Layout region records:
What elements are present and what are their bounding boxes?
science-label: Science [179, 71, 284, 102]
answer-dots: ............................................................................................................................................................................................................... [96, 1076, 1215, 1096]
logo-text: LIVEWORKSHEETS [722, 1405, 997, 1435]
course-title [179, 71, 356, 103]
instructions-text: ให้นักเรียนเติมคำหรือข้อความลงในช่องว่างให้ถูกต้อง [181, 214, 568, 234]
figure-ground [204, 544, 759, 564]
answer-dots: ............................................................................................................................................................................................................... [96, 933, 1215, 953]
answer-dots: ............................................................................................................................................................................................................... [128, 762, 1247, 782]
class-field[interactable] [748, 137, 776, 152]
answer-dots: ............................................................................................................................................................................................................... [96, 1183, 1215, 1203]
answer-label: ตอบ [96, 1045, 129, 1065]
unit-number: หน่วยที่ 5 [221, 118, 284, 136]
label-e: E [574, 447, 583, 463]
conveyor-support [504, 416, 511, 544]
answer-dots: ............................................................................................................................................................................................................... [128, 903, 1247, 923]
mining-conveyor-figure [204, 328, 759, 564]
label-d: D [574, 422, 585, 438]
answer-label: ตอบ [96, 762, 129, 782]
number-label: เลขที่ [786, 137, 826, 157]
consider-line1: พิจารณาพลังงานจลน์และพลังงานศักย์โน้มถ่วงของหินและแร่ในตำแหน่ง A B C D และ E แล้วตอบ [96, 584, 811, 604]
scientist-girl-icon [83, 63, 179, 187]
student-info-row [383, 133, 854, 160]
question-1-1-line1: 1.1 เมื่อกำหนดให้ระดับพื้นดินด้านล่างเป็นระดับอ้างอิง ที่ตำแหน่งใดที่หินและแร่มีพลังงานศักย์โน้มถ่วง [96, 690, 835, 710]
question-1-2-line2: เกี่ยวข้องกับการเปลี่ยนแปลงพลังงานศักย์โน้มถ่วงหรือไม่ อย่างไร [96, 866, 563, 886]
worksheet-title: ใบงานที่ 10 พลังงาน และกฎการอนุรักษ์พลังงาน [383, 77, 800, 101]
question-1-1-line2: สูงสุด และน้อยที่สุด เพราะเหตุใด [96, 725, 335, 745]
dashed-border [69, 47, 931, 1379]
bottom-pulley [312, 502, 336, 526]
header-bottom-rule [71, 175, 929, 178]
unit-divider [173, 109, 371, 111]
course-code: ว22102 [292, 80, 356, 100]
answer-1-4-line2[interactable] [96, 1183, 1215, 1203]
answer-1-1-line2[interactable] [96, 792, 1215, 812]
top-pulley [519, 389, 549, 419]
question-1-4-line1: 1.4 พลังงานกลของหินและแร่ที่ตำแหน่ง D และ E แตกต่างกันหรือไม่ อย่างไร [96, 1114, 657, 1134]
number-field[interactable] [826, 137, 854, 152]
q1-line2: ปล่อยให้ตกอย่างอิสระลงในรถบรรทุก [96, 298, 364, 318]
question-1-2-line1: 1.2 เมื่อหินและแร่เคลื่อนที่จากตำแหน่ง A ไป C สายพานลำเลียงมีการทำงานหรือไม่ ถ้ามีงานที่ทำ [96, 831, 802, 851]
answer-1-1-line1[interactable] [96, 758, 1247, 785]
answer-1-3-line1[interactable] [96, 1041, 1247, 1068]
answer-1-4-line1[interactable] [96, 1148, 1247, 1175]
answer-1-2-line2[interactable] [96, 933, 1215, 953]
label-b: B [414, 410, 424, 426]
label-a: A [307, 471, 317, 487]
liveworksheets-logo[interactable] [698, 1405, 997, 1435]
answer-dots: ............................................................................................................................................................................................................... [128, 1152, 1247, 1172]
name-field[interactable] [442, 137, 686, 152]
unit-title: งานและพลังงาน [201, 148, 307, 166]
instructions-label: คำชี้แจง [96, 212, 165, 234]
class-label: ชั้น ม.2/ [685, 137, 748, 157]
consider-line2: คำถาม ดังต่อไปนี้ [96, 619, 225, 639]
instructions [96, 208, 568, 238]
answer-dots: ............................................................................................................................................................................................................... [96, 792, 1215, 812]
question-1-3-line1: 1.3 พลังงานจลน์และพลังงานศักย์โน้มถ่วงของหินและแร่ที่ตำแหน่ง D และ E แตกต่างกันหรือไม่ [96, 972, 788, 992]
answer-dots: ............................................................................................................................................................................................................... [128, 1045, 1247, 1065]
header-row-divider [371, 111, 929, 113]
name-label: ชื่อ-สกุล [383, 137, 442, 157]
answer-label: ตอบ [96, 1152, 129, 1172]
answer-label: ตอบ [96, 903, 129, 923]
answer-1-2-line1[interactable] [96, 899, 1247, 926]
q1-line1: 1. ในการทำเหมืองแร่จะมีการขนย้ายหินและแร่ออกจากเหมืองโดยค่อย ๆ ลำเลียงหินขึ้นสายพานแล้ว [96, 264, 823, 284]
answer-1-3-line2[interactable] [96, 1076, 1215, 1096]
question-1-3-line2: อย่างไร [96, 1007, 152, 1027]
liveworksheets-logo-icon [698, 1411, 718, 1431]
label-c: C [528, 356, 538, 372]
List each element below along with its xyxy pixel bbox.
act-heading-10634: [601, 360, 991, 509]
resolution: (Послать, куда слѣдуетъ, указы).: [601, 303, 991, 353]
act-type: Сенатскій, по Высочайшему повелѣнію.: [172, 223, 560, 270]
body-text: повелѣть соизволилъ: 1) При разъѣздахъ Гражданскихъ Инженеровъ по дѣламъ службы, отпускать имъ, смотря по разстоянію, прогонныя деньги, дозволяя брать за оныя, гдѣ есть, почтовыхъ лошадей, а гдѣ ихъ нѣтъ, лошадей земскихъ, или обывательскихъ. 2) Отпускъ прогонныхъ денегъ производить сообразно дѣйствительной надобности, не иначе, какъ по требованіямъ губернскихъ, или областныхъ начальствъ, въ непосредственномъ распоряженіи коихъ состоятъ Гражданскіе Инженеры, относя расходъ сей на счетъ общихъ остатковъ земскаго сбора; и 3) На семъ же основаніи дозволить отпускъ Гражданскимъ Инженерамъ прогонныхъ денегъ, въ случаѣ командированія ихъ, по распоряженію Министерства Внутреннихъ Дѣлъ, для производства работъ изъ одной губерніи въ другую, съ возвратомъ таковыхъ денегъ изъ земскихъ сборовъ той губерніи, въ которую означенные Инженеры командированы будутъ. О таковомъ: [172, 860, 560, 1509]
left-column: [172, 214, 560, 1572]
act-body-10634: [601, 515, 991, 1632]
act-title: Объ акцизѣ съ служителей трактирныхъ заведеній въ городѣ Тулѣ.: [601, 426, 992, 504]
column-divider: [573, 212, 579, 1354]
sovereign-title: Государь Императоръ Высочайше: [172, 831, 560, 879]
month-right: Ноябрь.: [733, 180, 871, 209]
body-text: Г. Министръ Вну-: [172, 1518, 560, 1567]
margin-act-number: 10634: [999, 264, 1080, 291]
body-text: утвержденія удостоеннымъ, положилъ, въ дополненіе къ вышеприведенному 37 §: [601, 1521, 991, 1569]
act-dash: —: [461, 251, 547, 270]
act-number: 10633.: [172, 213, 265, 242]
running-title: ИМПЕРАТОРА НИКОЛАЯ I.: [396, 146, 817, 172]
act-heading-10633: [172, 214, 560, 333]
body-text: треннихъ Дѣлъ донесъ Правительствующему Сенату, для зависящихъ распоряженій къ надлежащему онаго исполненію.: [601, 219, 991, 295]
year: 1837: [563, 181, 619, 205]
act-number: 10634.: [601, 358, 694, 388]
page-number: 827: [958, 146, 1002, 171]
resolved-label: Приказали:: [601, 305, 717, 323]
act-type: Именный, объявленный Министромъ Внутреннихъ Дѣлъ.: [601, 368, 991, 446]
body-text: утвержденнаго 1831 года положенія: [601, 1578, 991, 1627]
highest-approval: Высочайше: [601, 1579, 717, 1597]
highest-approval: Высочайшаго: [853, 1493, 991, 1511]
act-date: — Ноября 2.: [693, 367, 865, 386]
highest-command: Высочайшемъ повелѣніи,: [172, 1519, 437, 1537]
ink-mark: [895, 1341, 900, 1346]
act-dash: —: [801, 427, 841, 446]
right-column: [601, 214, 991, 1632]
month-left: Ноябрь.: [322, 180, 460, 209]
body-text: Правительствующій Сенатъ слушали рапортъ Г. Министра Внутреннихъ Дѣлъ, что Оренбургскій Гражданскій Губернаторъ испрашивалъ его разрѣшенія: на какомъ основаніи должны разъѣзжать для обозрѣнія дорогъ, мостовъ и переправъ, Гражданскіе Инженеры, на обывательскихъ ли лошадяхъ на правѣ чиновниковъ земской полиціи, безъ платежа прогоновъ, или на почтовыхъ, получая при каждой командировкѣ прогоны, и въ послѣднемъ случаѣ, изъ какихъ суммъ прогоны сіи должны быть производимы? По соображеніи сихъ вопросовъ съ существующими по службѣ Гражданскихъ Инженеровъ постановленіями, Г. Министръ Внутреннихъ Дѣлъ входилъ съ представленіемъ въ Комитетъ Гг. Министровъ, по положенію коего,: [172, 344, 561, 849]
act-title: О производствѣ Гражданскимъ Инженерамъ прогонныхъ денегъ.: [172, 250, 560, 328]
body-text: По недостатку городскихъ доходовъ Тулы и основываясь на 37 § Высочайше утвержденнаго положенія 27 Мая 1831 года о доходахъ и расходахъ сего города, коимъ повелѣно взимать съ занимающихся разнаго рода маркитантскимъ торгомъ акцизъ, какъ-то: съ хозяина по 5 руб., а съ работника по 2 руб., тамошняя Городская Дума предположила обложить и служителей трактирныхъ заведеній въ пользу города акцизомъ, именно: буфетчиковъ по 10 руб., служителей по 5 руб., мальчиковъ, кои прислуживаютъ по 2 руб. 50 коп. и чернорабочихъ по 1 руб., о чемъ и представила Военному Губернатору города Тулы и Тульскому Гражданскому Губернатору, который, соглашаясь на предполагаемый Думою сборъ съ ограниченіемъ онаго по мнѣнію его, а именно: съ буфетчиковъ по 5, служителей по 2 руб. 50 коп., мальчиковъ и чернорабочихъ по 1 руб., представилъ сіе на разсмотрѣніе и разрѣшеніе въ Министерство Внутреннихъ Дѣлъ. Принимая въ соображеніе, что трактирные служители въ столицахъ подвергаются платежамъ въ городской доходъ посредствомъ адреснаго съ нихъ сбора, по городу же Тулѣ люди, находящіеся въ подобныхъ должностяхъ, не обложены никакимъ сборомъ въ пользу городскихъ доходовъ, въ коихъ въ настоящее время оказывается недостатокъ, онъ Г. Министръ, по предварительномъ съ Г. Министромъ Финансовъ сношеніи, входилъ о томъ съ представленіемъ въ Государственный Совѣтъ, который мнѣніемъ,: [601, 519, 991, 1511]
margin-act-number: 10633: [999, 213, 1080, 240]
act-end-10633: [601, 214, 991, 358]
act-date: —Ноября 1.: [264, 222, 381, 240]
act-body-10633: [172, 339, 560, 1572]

What to do =
List each line above that contains the word "Гражданскимъ", copying the whole line.

Complete response =
body-text: повелѣть соизволилъ: 1) При разъѣздахъ Гражданскихъ Инженеровъ по дѣламъ службы, отпускать имъ, смотря по разстоянію, прогонныя деньги, дозволяя брать за оныя, гдѣ есть, почтовыхъ лошадей, а гдѣ ихъ нѣтъ, лошадей земскихъ, или обывательскихъ. 2) Отпускъ прогонныхъ денегъ производить сообразно дѣйствительной надобности, не иначе, какъ по требованіямъ губернскихъ, или областныхъ начальствъ, въ непосредственномъ распоряженіи коихъ состоятъ Гражданскіе Инженеры, относя расходъ сей на счетъ общихъ остатковъ земскаго сбора; и 3) На семъ же основаніи дозволить отпускъ Гражданскимъ Инженерамъ прогонныхъ денегъ, въ случаѣ командированія ихъ, по распоряженію Министерства Внутреннихъ Дѣлъ, для производства работъ изъ одной губерніи въ другую, съ возвратомъ таковыхъ денегъ изъ земскихъ сборовъ той губерніи, въ которую означенные Инженеры командированы будутъ. О таковомъ: [172, 860, 560, 1509]
act-title: О производствѣ Гражданскимъ Инженерамъ прогонныхъ денегъ.: [172, 250, 560, 328]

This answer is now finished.